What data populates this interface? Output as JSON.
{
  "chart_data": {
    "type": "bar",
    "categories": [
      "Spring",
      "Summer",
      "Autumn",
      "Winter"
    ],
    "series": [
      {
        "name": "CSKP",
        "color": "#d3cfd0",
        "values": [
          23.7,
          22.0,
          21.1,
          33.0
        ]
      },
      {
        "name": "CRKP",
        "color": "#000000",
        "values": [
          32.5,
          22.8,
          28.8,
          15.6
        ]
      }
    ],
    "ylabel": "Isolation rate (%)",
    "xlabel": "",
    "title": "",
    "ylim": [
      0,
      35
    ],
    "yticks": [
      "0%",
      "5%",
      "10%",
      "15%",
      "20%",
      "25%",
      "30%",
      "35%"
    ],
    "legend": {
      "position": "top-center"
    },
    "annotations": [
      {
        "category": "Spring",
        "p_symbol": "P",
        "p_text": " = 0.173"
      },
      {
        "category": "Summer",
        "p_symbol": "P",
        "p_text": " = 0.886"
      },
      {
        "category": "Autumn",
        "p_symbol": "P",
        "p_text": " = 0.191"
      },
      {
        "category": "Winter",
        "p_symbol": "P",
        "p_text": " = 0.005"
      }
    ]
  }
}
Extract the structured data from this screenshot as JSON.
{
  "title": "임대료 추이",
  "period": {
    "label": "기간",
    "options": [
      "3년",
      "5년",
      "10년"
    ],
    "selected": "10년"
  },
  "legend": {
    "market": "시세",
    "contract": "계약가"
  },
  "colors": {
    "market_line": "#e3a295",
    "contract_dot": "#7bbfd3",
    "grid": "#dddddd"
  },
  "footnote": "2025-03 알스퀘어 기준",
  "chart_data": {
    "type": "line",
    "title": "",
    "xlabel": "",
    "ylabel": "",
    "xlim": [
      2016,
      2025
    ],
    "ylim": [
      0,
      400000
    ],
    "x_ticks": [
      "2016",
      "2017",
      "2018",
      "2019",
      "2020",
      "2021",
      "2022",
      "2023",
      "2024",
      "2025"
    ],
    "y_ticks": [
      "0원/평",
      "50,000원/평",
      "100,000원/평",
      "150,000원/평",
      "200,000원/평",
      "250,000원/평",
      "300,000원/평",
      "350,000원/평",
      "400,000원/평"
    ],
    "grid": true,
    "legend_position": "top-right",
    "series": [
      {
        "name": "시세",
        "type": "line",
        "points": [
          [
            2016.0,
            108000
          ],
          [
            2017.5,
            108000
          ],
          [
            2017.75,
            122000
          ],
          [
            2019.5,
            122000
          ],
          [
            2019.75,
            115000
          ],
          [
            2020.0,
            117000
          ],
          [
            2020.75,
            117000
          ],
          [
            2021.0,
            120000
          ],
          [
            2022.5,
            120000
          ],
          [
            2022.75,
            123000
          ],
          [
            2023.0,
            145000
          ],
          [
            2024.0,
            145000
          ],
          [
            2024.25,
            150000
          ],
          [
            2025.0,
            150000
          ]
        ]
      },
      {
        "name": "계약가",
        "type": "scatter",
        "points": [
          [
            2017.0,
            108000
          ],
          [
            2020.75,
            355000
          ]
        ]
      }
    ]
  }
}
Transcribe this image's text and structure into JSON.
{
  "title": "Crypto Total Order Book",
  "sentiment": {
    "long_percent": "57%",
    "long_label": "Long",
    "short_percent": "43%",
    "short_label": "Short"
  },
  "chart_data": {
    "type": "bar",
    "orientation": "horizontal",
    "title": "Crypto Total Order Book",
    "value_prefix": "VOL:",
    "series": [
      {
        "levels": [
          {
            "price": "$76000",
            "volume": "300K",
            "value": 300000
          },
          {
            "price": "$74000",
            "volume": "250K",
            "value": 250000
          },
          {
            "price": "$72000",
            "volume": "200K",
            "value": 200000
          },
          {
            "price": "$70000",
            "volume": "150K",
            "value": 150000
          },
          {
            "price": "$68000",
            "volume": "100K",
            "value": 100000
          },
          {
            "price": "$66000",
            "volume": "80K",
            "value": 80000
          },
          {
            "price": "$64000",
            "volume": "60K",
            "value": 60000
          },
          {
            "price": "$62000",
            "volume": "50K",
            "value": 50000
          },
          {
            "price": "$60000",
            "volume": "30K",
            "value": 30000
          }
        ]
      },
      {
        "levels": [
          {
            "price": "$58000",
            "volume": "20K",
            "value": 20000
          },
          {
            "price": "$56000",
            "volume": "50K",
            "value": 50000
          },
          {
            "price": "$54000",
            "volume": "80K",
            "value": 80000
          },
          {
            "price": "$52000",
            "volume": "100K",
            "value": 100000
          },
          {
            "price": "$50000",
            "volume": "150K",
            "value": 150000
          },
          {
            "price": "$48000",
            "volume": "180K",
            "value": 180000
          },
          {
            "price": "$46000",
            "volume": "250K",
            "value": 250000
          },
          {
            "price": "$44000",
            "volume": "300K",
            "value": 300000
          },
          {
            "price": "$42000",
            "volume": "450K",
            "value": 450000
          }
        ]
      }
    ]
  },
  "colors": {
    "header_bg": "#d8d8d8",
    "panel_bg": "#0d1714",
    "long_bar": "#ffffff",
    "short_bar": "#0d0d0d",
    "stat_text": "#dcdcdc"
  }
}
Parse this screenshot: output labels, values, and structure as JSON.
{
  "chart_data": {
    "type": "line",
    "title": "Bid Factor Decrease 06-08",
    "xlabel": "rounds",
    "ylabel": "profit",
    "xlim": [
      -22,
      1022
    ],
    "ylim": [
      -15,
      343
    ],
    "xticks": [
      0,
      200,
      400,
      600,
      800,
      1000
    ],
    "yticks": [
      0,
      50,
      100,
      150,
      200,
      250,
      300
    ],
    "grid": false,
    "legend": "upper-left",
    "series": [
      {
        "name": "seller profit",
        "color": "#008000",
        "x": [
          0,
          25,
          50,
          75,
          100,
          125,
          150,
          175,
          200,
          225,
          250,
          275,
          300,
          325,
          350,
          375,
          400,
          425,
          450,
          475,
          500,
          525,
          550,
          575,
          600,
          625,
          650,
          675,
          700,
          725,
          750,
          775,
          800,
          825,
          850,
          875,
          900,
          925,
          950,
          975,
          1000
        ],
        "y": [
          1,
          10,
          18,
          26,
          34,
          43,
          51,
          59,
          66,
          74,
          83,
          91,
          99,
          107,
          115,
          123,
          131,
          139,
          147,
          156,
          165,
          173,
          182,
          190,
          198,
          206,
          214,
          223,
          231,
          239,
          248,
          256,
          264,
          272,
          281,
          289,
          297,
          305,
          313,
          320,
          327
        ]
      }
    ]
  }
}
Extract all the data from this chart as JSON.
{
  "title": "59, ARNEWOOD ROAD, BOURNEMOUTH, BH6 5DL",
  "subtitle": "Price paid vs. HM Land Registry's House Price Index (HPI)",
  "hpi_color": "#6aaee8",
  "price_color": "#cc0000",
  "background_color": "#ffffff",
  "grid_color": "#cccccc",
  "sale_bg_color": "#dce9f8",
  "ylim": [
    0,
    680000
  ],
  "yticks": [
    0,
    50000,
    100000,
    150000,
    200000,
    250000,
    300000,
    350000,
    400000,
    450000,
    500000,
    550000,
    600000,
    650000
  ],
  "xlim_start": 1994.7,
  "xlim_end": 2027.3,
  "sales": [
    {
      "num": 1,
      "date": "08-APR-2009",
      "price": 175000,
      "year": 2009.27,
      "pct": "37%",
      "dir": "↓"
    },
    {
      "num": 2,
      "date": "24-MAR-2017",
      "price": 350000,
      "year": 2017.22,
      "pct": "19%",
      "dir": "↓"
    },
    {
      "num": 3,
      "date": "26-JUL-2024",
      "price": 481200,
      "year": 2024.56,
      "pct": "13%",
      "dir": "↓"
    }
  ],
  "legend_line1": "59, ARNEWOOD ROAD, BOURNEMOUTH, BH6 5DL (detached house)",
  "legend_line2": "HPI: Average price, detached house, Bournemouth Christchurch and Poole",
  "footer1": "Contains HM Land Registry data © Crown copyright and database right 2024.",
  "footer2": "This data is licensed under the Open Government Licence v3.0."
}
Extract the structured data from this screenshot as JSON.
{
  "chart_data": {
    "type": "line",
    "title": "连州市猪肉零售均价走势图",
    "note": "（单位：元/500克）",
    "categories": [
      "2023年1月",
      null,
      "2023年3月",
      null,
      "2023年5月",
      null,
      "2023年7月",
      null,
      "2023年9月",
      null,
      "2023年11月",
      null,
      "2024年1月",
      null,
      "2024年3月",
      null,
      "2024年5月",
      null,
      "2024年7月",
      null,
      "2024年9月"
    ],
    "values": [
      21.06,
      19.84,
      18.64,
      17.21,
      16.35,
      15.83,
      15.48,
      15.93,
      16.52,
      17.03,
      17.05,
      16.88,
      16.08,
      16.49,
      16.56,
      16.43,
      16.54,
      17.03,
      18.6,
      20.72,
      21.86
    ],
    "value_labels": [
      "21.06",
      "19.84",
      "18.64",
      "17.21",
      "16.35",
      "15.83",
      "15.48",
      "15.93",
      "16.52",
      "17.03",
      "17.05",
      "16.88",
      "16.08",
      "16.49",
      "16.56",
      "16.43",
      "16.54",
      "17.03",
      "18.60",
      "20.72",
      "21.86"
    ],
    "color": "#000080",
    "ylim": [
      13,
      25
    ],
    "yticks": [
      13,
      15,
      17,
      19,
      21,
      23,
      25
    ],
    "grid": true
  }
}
################
**Set task:** Report how many lines of the data hold the string "JSON"; give only the number.

**Complete answer:** 6